Work instructions> Copy each line of the records that holds the string "label".

-- Start of Information given --

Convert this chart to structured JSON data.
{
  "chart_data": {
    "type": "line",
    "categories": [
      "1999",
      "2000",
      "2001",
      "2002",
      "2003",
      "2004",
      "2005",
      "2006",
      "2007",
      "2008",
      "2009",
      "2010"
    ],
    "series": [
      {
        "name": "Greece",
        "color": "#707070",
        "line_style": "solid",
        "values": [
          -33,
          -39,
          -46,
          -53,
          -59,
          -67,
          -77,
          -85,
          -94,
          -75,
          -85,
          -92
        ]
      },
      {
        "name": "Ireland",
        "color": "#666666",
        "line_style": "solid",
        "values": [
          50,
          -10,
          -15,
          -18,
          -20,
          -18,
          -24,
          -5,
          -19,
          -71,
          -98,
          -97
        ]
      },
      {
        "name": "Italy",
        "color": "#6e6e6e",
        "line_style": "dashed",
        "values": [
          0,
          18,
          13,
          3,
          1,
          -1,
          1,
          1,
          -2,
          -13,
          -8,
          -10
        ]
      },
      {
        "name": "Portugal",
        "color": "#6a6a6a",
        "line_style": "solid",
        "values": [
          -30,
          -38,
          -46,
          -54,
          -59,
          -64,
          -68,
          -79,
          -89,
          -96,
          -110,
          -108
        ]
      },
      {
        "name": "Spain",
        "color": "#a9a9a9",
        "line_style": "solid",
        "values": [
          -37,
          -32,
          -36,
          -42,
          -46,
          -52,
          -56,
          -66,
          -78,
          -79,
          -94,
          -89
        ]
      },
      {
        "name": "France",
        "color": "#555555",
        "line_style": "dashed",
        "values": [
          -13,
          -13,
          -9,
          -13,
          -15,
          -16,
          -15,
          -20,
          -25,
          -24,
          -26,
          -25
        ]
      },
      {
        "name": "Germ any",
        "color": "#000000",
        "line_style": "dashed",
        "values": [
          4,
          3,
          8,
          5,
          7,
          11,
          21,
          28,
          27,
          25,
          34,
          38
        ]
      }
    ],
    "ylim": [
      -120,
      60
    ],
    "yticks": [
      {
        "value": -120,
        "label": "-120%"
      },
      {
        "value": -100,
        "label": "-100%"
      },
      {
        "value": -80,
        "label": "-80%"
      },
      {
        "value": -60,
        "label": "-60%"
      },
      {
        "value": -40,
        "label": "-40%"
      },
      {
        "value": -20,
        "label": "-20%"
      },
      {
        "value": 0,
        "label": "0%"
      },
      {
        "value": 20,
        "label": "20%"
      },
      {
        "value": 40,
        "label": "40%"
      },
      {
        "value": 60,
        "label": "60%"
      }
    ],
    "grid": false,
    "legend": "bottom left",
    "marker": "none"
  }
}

-- End of Information given --

Answer to the task>
        "label": "-120%"
        "label": "-100%"
        "label": "-80%"
        "label": "-60%"
        "label": "-40%"
        "label": "-20%"
        "label": "0%"
        "label": "20%"
        "label": "40%"
        "label": "60%"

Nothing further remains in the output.